(Structured figure records)
>>>>

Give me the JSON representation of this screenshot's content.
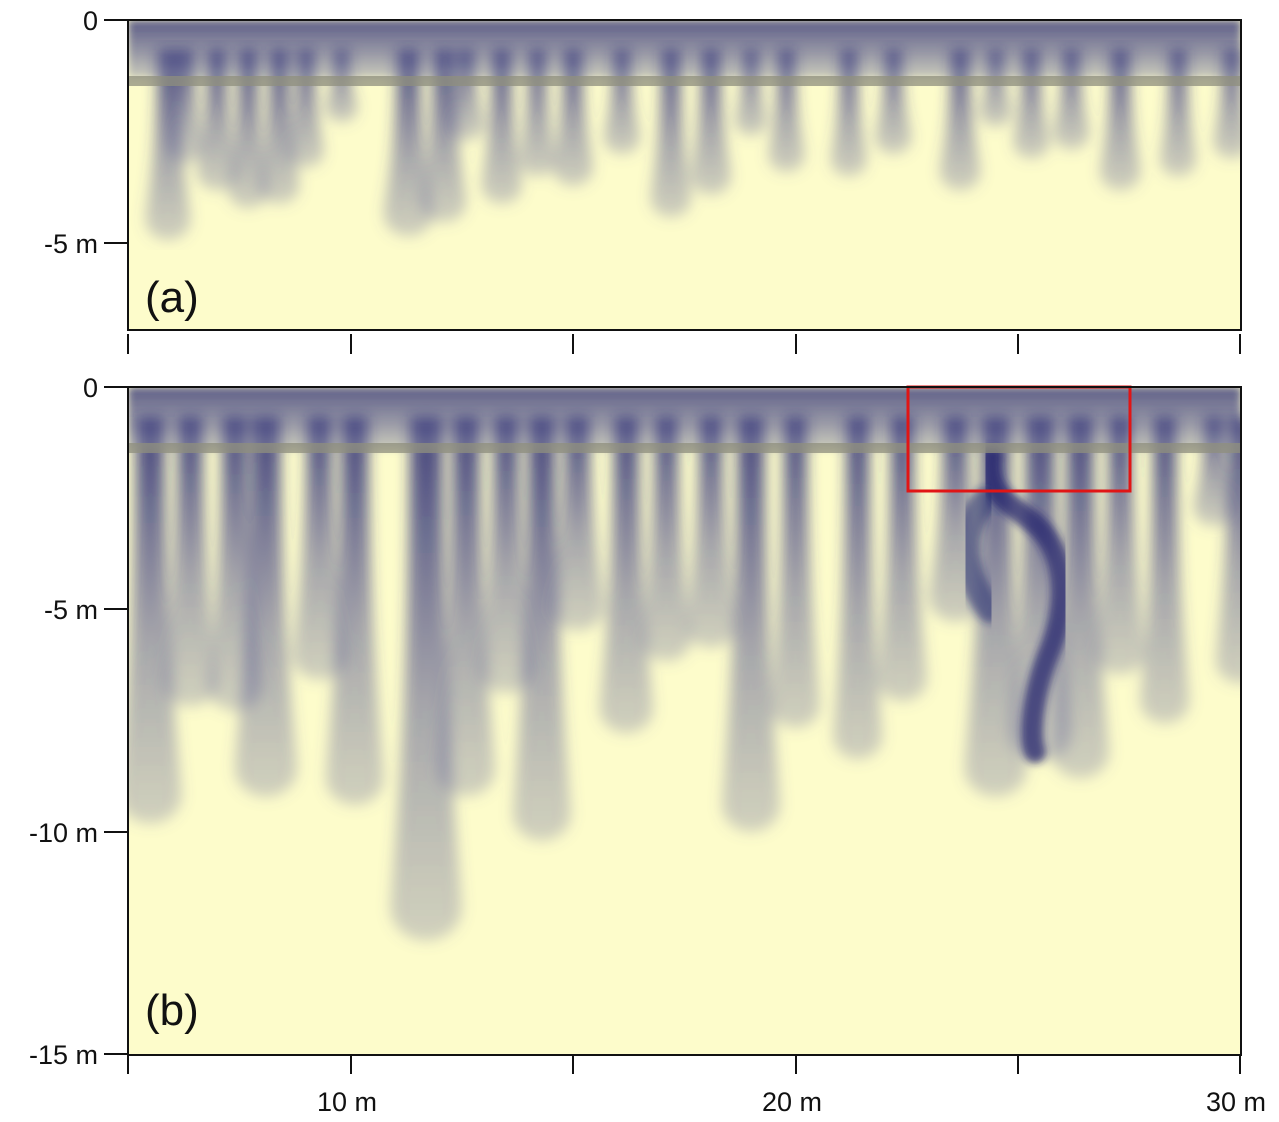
{
  "colors": {
    "background": "#fdfccb",
    "plume": "#23246e",
    "clay_layer": "#8f8f7e",
    "highlight_box": "#e11515",
    "frame": "#111111"
  },
  "x_axis": {
    "tick_labels": [
      "10 m",
      "20 m",
      "30 m"
    ],
    "range_m": [
      5,
      30
    ]
  },
  "panels": [
    {
      "id": "a",
      "label": "(a)",
      "y_tick_labels": [
        "0",
        "-5 m"
      ],
      "depth_range_m": [
        0,
        -7
      ],
      "clay_layer_depth_m": -1.3,
      "plumes": [
        {
          "x": 5.9,
          "d": 4.8,
          "w": 0.5
        },
        {
          "x": 6.3,
          "d": 3.1,
          "w": 0.4
        },
        {
          "x": 7.0,
          "d": 3.7,
          "w": 0.45
        },
        {
          "x": 7.7,
          "d": 4.1,
          "w": 0.45
        },
        {
          "x": 8.4,
          "d": 4.0,
          "w": 0.45
        },
        {
          "x": 9.0,
          "d": 3.2,
          "w": 0.4
        },
        {
          "x": 9.8,
          "d": 2.2,
          "w": 0.35
        },
        {
          "x": 11.3,
          "d": 4.7,
          "w": 0.55
        },
        {
          "x": 12.1,
          "d": 4.4,
          "w": 0.5
        },
        {
          "x": 12.6,
          "d": 2.6,
          "w": 0.4
        },
        {
          "x": 13.4,
          "d": 4.0,
          "w": 0.45
        },
        {
          "x": 14.2,
          "d": 3.4,
          "w": 0.4
        },
        {
          "x": 15.0,
          "d": 3.6,
          "w": 0.45
        },
        {
          "x": 16.1,
          "d": 2.9,
          "w": 0.4
        },
        {
          "x": 17.2,
          "d": 4.3,
          "w": 0.45
        },
        {
          "x": 18.1,
          "d": 3.8,
          "w": 0.45
        },
        {
          "x": 19.0,
          "d": 2.5,
          "w": 0.35
        },
        {
          "x": 19.8,
          "d": 3.3,
          "w": 0.4
        },
        {
          "x": 21.2,
          "d": 3.4,
          "w": 0.4
        },
        {
          "x": 22.2,
          "d": 2.9,
          "w": 0.4
        },
        {
          "x": 23.7,
          "d": 3.7,
          "w": 0.45
        },
        {
          "x": 24.5,
          "d": 2.3,
          "w": 0.35
        },
        {
          "x": 25.3,
          "d": 3.0,
          "w": 0.4
        },
        {
          "x": 26.2,
          "d": 2.8,
          "w": 0.4
        },
        {
          "x": 27.3,
          "d": 3.7,
          "w": 0.45
        },
        {
          "x": 28.6,
          "d": 3.4,
          "w": 0.4
        },
        {
          "x": 29.8,
          "d": 3.0,
          "w": 0.4
        }
      ]
    },
    {
      "id": "b",
      "label": "(b)",
      "y_tick_labels": [
        "0",
        "-5 m",
        "-10 m",
        "-15 m"
      ],
      "depth_range_m": [
        0,
        -15
      ],
      "clay_layer_depth_m": -1.4,
      "highlight_box": {
        "x0": 22.5,
        "x1": 27.5,
        "y0": 0,
        "y1": -2.4
      },
      "plumes": [
        {
          "x": 5.5,
          "d": 9.6,
          "w": 0.7
        },
        {
          "x": 6.4,
          "d": 7.0,
          "w": 0.6
        },
        {
          "x": 7.4,
          "d": 7.1,
          "w": 0.6
        },
        {
          "x": 8.1,
          "d": 9.0,
          "w": 0.7
        },
        {
          "x": 9.3,
          "d": 6.4,
          "w": 0.6
        },
        {
          "x": 10.1,
          "d": 9.2,
          "w": 0.65
        },
        {
          "x": 11.7,
          "d": 12.2,
          "w": 0.8
        },
        {
          "x": 12.6,
          "d": 9.0,
          "w": 0.65
        },
        {
          "x": 13.5,
          "d": 6.7,
          "w": 0.6
        },
        {
          "x": 14.3,
          "d": 10.0,
          "w": 0.65
        },
        {
          "x": 15.1,
          "d": 5.3,
          "w": 0.6
        },
        {
          "x": 16.2,
          "d": 7.6,
          "w": 0.6
        },
        {
          "x": 17.1,
          "d": 6.0,
          "w": 0.55
        },
        {
          "x": 18.1,
          "d": 5.7,
          "w": 0.55
        },
        {
          "x": 19.0,
          "d": 9.8,
          "w": 0.65
        },
        {
          "x": 20.0,
          "d": 7.5,
          "w": 0.55
        },
        {
          "x": 21.4,
          "d": 8.2,
          "w": 0.55
        },
        {
          "x": 22.4,
          "d": 6.9,
          "w": 0.55
        },
        {
          "x": 23.6,
          "d": 5.1,
          "w": 0.6
        },
        {
          "x": 24.5,
          "d": 9.0,
          "w": 0.7
        },
        {
          "x": 25.5,
          "d": 8.2,
          "w": 0.7
        },
        {
          "x": 26.4,
          "d": 8.6,
          "w": 0.65
        },
        {
          "x": 27.3,
          "d": 6.3,
          "w": 0.55
        },
        {
          "x": 28.3,
          "d": 7.4,
          "w": 0.55
        },
        {
          "x": 29.4,
          "d": 3.0,
          "w": 0.45
        },
        {
          "x": 30.0,
          "d": 6.5,
          "w": 0.55
        }
      ]
    }
  ]
}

<<<<

:: WHAT THE EXERCISE ASKS ::
Repeat the material verbatim. Do not carry over any picture.

:: ANSWER TO THE EXERCISE ::
Give me the JSON representation of this screenshot's content.
{
  "colors": {
    "background": "#fdfccb",
    "plume": "#23246e",
    "clay_layer": "#8f8f7e",
    "highlight_box": "#e11515",
    "frame": "#111111"
  },
  "x_axis": {
    "tick_labels": [
      "10 m",
      "20 m",
      "30 m"
    ],
    "range_m": [
      5,
      30
    ]
  },
  "panels": [
    {
      "id": "a",
      "label": "(a)",
      "y_tick_labels": [
        "0",
        "-5 m"
      ],
      "depth_range_m": [
        0,
        -7
      ],
      "clay_layer_depth_m": -1.3,
      "plumes": [
        {
          "x": 5.9,
          "d": 4.8,
          "w": 0.5
        },
        {
          "x": 6.3,
          "d": 3.1,
          "w": 0.4
        },
        {
          "x": 7.0,
          "d": 3.7,
          "w": 0.45
        },
        {
          "x": 7.7,
          "d": 4.1,
          "w": 0.45
        },
        {
          "x": 8.4,
          "d": 4.0,
          "w": 0.45
        },
        {
          "x": 9.0,
          "d": 3.2,
          "w": 0.4
        },
        {
          "x": 9.8,
          "d": 2.2,
          "w": 0.35
        },
        {
          "x": 11.3,
          "d": 4.7,
          "w": 0.55
        },
        {
          "x": 12.1,
          "d": 4.4,
          "w": 0.5
        },
        {
          "x": 12.6,
          "d": 2.6,
          "w": 0.4
        },
        {
          "x": 13.4,
          "d": 4.0,
          "w": 0.45
        },
        {
          "x": 14.2,
          "d": 3.4,
          "w": 0.4
        },
        {
          "x": 15.0,
          "d": 3.6,
          "w": 0.45
        },
        {
          "x": 16.1,
          "d": 2.9,
          "w": 0.4
        },
        {
          "x": 17.2,
          "d": 4.3,
          "w": 0.45
        },
        {
          "x": 18.1,
          "d": 3.8,
          "w": 0.45
        },
        {
          "x": 19.0,
          "d": 2.5,
          "w": 0.35
        },
        {
          "x": 19.8,
          "d": 3.3,
          "w": 0.4
        },
        {
          "x": 21.2,
          "d": 3.4,
          "w": 0.4
        },
        {
          "x": 22.2,
          "d": 2.9,
          "w": 0.4
        },
        {
          "x": 23.7,
          "d": 3.7,
          "w": 0.45
        },
        {
          "x": 24.5,
          "d": 2.3,
          "w": 0.35
        },
        {
          "x": 25.3,
          "d": 3.0,
          "w": 0.4
        },
        {
          "x": 26.2,
          "d": 2.8,
          "w": 0.4
        },
        {
          "x": 27.3,
          "d": 3.7,
          "w": 0.45
        },
        {
          "x": 28.6,
          "d": 3.4,
          "w": 0.4
        },
        {
          "x": 29.8,
          "d": 3.0,
          "w": 0.4
        }
      ]
    },
    {
      "id": "b",
      "label": "(b)",
      "y_tick_labels": [
        "0",
        "-5 m",
        "-10 m",
        "-15 m"
      ],
      "depth_range_m": [
        0,
        -15
      ],
      "clay_layer_depth_m": -1.4,
      "highlight_box": {
        "x0": 22.5,
        "x1": 27.5,
        "y0": 0,
        "y1": -2.4
      },
      "plumes": [
        {
          "x": 5.5,
          "d": 9.6,
          "w": 0.7
        },
        {
          "x": 6.4,
          "d": 7.0,
          "w": 0.6
        },
        {
          "x": 7.4,
          "d": 7.1,
          "w": 0.6
        },
        {
          "x": 8.1,
          "d": 9.0,
          "w": 0.7
        },
        {
          "x": 9.3,
          "d": 6.4,
          "w": 0.6
        },
        {
          "x": 10.1,
          "d": 9.2,
          "w": 0.65
        },
        {
          "x": 11.7,
          "d": 12.2,
          "w": 0.8
        },
        {
          "x": 12.6,
          "d": 9.0,
          "w": 0.65
        },
        {
          "x": 13.5,
          "d": 6.7,
          "w": 0.6
        },
        {
          "x": 14.3,
          "d": 10.0,
          "w": 0.65
        },
        {
          "x": 15.1,
          "d": 5.3,
          "w": 0.6
        },
        {
          "x": 16.2,
          "d": 7.6,
          "w": 0.6
        },
        {
          "x": 17.1,
          "d": 6.0,
          "w": 0.55
        },
        {
          "x": 18.1,
          "d": 5.7,
          "w": 0.55
        },
        {
          "x": 19.0,
          "d": 9.8,
          "w": 0.65
        },
        {
          "x": 20.0,
          "d": 7.5,
          "w": 0.55
        },
        {
          "x": 21.4,
          "d": 8.2,
          "w": 0.55
        },
        {
          "x": 22.4,
          "d": 6.9,
          "w": 0.55
        },
        {
          "x": 23.6,
          "d": 5.1,
          "w": 0.6
        },
        {
          "x": 24.5,
          "d": 9.0,
          "w": 0.7
        },
        {
          "x": 25.5,
          "d": 8.2,
          "w": 0.7
        },
        {
          "x": 26.4,
          "d": 8.6,
          "w": 0.65
        },
        {
          "x": 27.3,
          "d": 6.3,
          "w": 0.55
        },
        {
          "x": 28.3,
          "d": 7.4,
          "w": 0.55
        },
        {
          "x": 29.4,
          "d": 3.0,
          "w": 0.45
        },
        {
          "x": 30.0,
          "d": 6.5,
          "w": 0.55
        }
      ]
    }
  ]
}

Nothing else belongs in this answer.